*Source excerpt*
The film’s inversion of gender roles takes place on other levels too. Susan’s dialogue in the first part of the picture is often subtly ‘macho’: ‘Stop breaking my balls’, she commands the nuisance telephone caller when he demands that he ‘must see you privately’. Much later, towards the film’s climax, Michel and Inspector Baxter break into Matthews’ cottage following the death of Nicole and finds Hallory dressed in Nicole’s underwear and dancing: ‘It’s a vice, Inspector’, Hallory protests weakly, ‘It’s a vice’. Hallory’s peculiar ‘vice’, of course, connects him with the suspect in the shooting of Matthews, who the (ostensibly) blind Smith asserts, based on the sound of the assailant’s footsteps, was either ‘a man wearing a woman’s shoes’ or ‘just a very determined woman’.

The English village setting of Death Walks on High Heels ensures that this film falls into a fairly small category of examples of the thrilling all’italiana that take place in rural England – alongside films such as Michele Lupo’s Concerto per pistola solista (The Weekend Murders, 1970). Along with the presence of a man with a military title (Captain Lenny), the village pub – a hotbed of village gossip into which Nicole saunters – might remind the film’s viewers of Sam Peckinpah’s Straw Dogs (1971), an adaptation of Gordon Williams’ 1969 novel The Siege of Trencher’s Farm. (‘The village is too small to hide certain things’, Matthews observes at one point, ‘And people like to gossip, which is worse’.) The English, it seems, are repressed and prudish: Matthews involves Nicole in a masquerade, pretending that she is his wife in an attempt to avoid the malicious gossip of the locals. Matthews tells Nicole that ‘nothing ever happens around this village. You know, they still think the tango is a sinful dance’. The repression of the English is only skin deep, however: for example, the silent, watchful Hallory is revealed to be a transvestite who secretly dresses in Nicole’s underwear and dances for an imagined audience. (Matthews introduces Hallory by saying to Nicole, ‘He makes a bad impression, but he’s all right. He’s reliable’.) This is contrasted with Paris, where Nicole works as a stripper in venues that are packed with audience members, and Matthews is able to use an 8mm camera to openly record one of Nicole’s performances. The contrast between the sexual freedom of Europe and the repression of the English comes to a head in a scene in which Nicole seduces Matthews: echoing the staging and symbolism of the chess sequence from Norman Jewison’s The Thomas Crown Affair (1968), during a meal in front of a raging fire in Matthew’s coastal cottage, Nicole eats with her fingers, sloppily ‘fellating’ the fish that Matthews has presented her with before unrolling a napkin in a manner that can be mistaken for nothing other than an overt allusion to the manual stimulation of the male member. (Tension between England and the continent is also foregrounded when Michel arrives in the village following the death of Nicole and asserts ‘That English bastard killed her’. Bergons responds to Michel’s declaration by querying, ‘Which one? There are fifty million of us on this island’.)

*Exercise brief*
Rewrite the film discussion between "The film’s inversion" and "very determined woman’.", inclusive, so that "nuisance telephone caller" reads "anonymous telephone caller" instead.

*Data provided*
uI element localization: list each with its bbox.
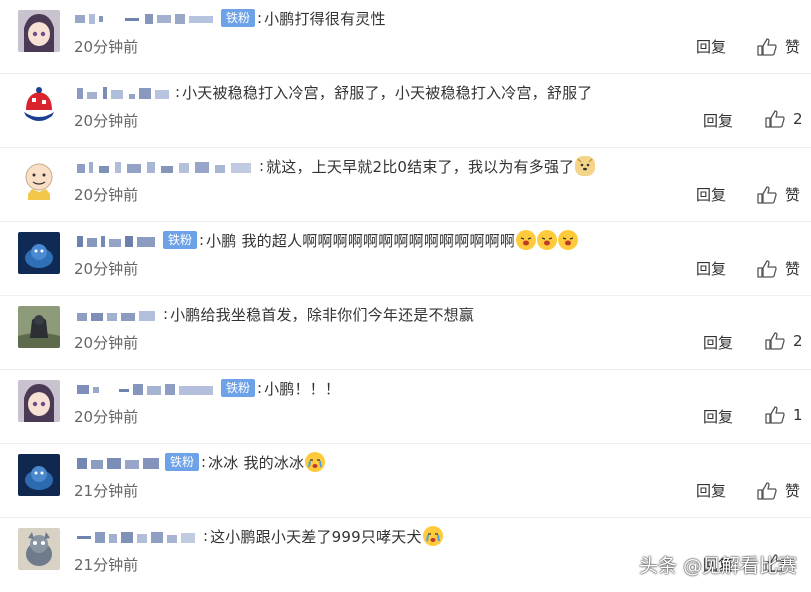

*Solution*
The film’s inversion of gender roles takes place on other levels too. Susan’s dialogue in the first part of the picture is often subtly ‘macho’: ‘Stop breaking my balls’, she commands the anonymous telephone caller when he demands that he ‘must see you privately’. Much later, towards the film’s climax, Michel and Inspector Baxter break into Matthews’ cottage following the death of Nicole and finds Hallory dressed in Nicole’s underwear and dancing: ‘It’s a vice, Inspector’, Hallory protests weakly, ‘It’s a vice’. Hallory’s peculiar ‘vice’, of course, connects him with the suspect in the shooting of Matthews, who the (ostensibly) blind Smith asserts, based on the sound of the assailant’s footsteps, was either ‘a man wearing a woman’s shoes’ or ‘just a very determined woman’.